(Stored records)
========================

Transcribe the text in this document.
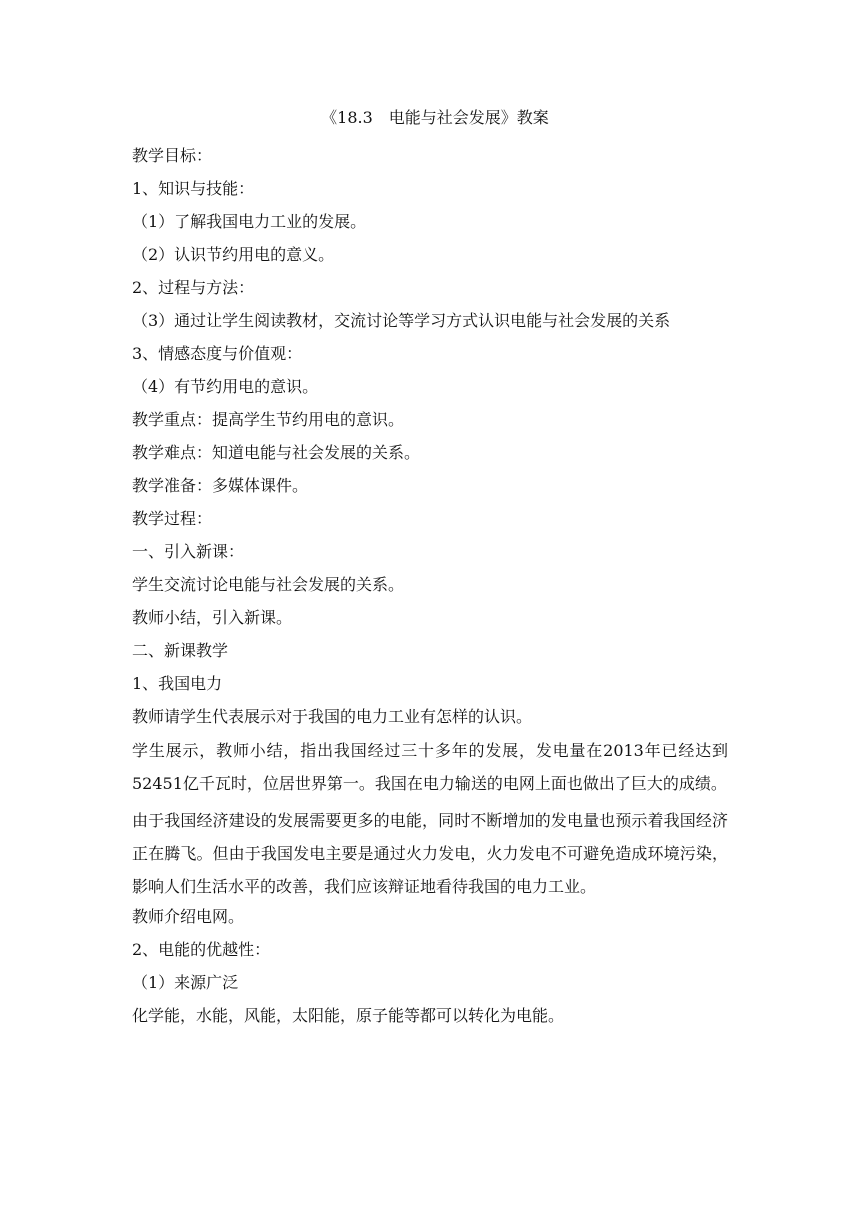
《18.3　电能与社会发展》教案
教学目标：
1、知识与技能：
（1）了解我国电力工业的发展。
（2）认识节约用电的意义。
2、过程与方法：
（3）通过让学生阅读教材，交流讨论等学习方式认识电能与社会发展的关系
3、情感态度与价值观：
（4）有节约用电的意识。
教学重点：提高学生节约用电的意识。
教学难点：知道电能与社会发展的关系。
教学准备：多媒体课件。
教学过程：
一、引入新课：
学生交流讨论电能与社会发展的关系。
教师小结，引入新课。
二、新课教学
1、我国电力
教师请学生代表展示对于我国的电力工业有怎样的认识。
学生展示，教师小结，指出我国经过三十多年的发展，发电量在2013年已经达到52451亿千瓦时，位居世界第一。我国在电力输送的电网上面也做出了巨大的成绩。
由于我国经济建设的发展需要更多的电能，同时不断增加的发电量也预示着我国经济正在腾飞。但由于我国发电主要是通过火力发电，火力发电不可避免造成环境污染，影响人们生活水平的改善，我们应该辩证地看待我国的电力工业。
教师介绍电网。
2、电能的优越性：
（1）来源广泛
化学能，水能，风能，太阳能，原子能等都可以转化为电能。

========================

TASK TO CARRY OUT: Write out the records above exactly as they stand, leaving out every picture.

ANSWER TO THE PROBLEM:
Transcribe the text in this document.
《18.3　电能与社会发展》教案
教学目标：
1、知识与技能：
（1）了解我国电力工业的发展。
（2）认识节约用电的意义。
2、过程与方法：
（3）通过让学生阅读教材，交流讨论等学习方式认识电能与社会发展的关系
3、情感态度与价值观：
（4）有节约用电的意识。
教学重点：提高学生节约用电的意识。
教学难点：知道电能与社会发展的关系。
教学准备：多媒体课件。
教学过程：
一、引入新课：
学生交流讨论电能与社会发展的关系。
教师小结，引入新课。
二、新课教学
1、我国电力
教师请学生代表展示对于我国的电力工业有怎样的认识。
学生展示，教师小结，指出我国经过三十多年的发展，发电量在2013年已经达到52451亿千瓦时，位居世界第一。我国在电力输送的电网上面也做出了巨大的成绩。
由于我国经济建设的发展需要更多的电能，同时不断增加的发电量也预示着我国经济正在腾飞。但由于我国发电主要是通过火力发电，火力发电不可避免造成环境污染，影响人们生活水平的改善，我们应该辩证地看待我国的电力工业。
教师介绍电网。
2、电能的优越性：
（1）来源广泛
化学能，水能，风能，太阳能，原子能等都可以转化为电能。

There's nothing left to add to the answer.